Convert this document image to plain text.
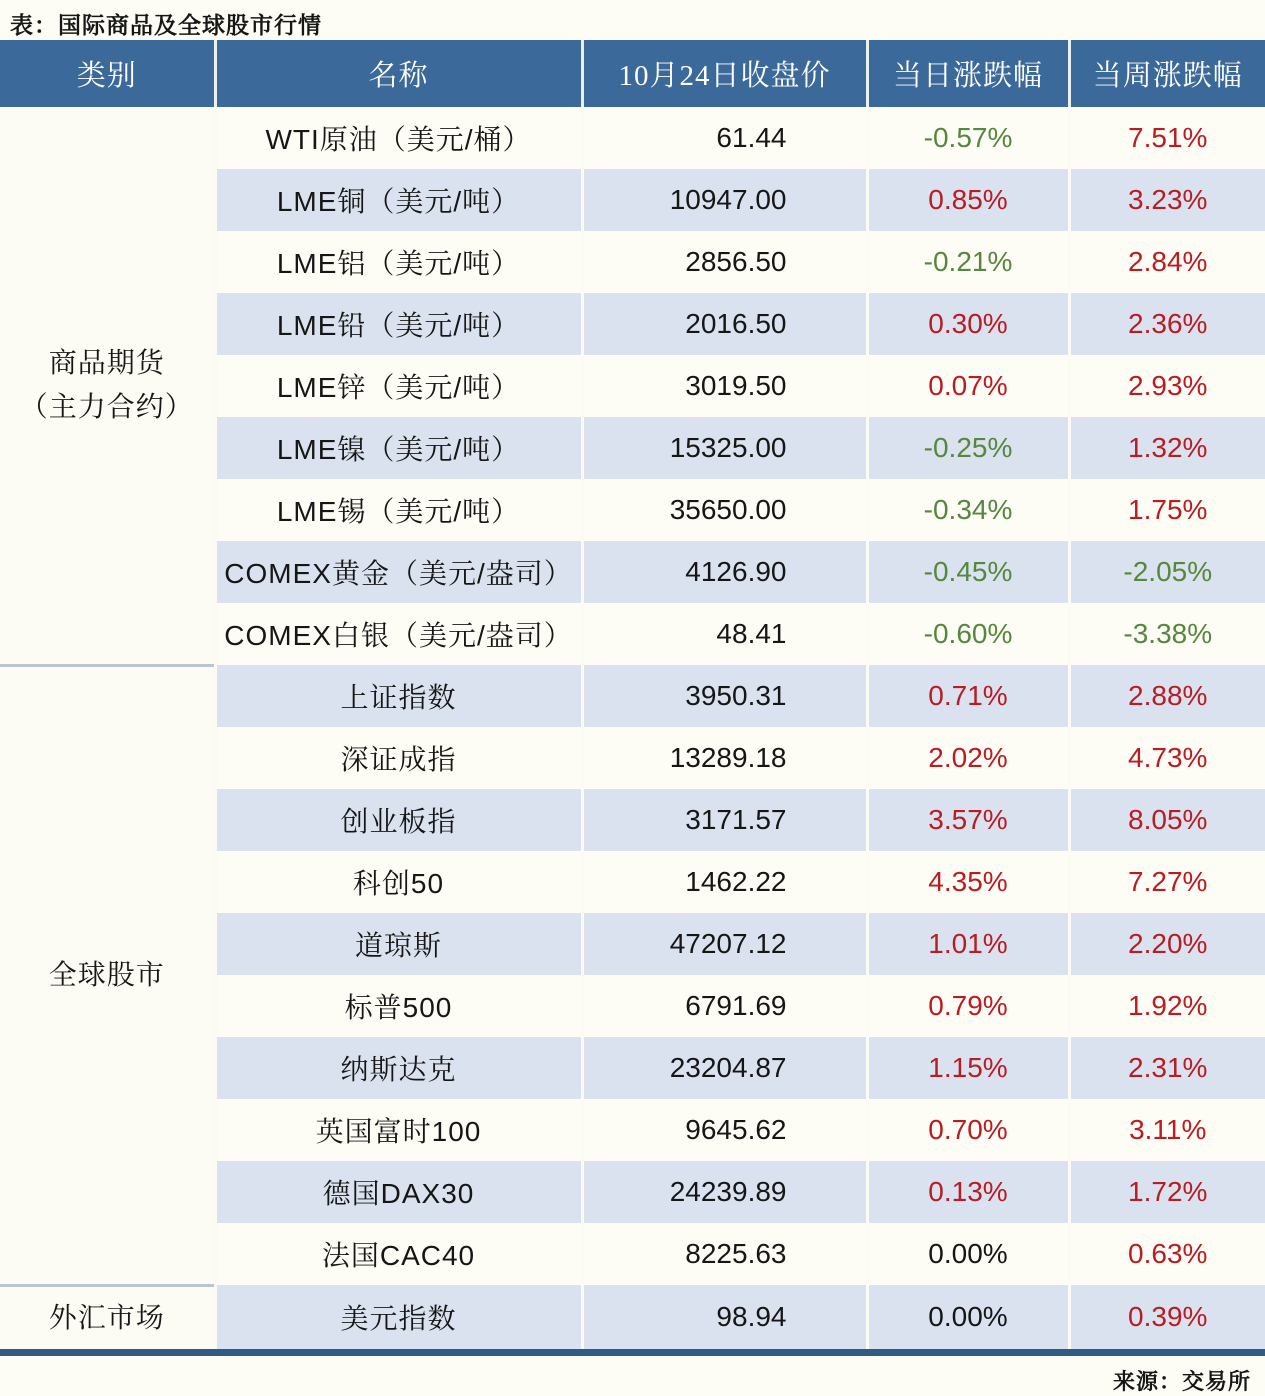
表：国际商品及全球股市行情
类别	名称	10月24日收盘价	当日涨跌幅	当周涨跌幅

商品期货
（主力合约）	WTI原油（美元/桶）	61.44	-0.57%	7.51%
	LME铜（美元/吨）	10947.00	0.85%	3.23%
	LME铝（美元/吨）	2856.50	-0.21%	2.84%
	LME铅（美元/吨）	2016.50	0.30%	2.36%
	LME锌（美元/吨）	3019.50	0.07%	2.93%
	LME镍（美元/吨）	15325.00	-0.25%	1.32%
	LME锡（美元/吨）	35650.00	-0.34%	1.75%
	COMEX黄金（美元/盎司）	4126.90	-0.45%	-2.05%
	COMEX白银（美元/盎司）	48.41	-0.60%	-3.38%

全球股市	上证指数	3950.31	0.71%	2.88%
	深证成指	13289.18	2.02%	4.73%
	创业板指	3171.57	3.57%	8.05%
	科创50	1462.22	4.35%	7.27%
	道琼斯	47207.12	1.01%	2.20%
	标普500	6791.69	0.79%	1.92%
	纳斯达克	23204.87	1.15%	2.31%
	英国富时100	9645.62	0.70%	3.11%
	德国DAX30	24239.89	0.13%	1.72%
	法国CAC40	8225.63	0.00%	0.63%

外汇市场	美元指数	98.94	0.00%	0.39%
来源：交易所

# # # # #

## Objective
Can the entries above be repeated exactly, without their pictures?

## Solution
Convert this document image to plain text.
表：国际商品及全球股市行情
类别	名称	10月24日收盘价	当日涨跌幅	当周涨跌幅

商品期货
（主力合约）	WTI原油（美元/桶）	61.44	-0.57%	7.51%
	LME铜（美元/吨）	10947.00	0.85%	3.23%
	LME铝（美元/吨）	2856.50	-0.21%	2.84%
	LME铅（美元/吨）	2016.50	0.30%	2.36%
	LME锌（美元/吨）	3019.50	0.07%	2.93%
	LME镍（美元/吨）	15325.00	-0.25%	1.32%
	LME锡（美元/吨）	35650.00	-0.34%	1.75%
	COMEX黄金（美元/盎司）	4126.90	-0.45%	-2.05%
	COMEX白银（美元/盎司）	48.41	-0.60%	-3.38%

全球股市	上证指数	3950.31	0.71%	2.88%
	深证成指	13289.18	2.02%	4.73%
	创业板指	3171.57	3.57%	8.05%
	科创50	1462.22	4.35%	7.27%
	道琼斯	47207.12	1.01%	2.20%
	标普500	6791.69	0.79%	1.92%
	纳斯达克	23204.87	1.15%	2.31%
	英国富时100	9645.62	0.70%	3.11%
	德国DAX30	24239.89	0.13%	1.72%
	法国CAC40	8225.63	0.00%	0.63%

外汇市场	美元指数	98.94	0.00%	0.39%
来源：交易所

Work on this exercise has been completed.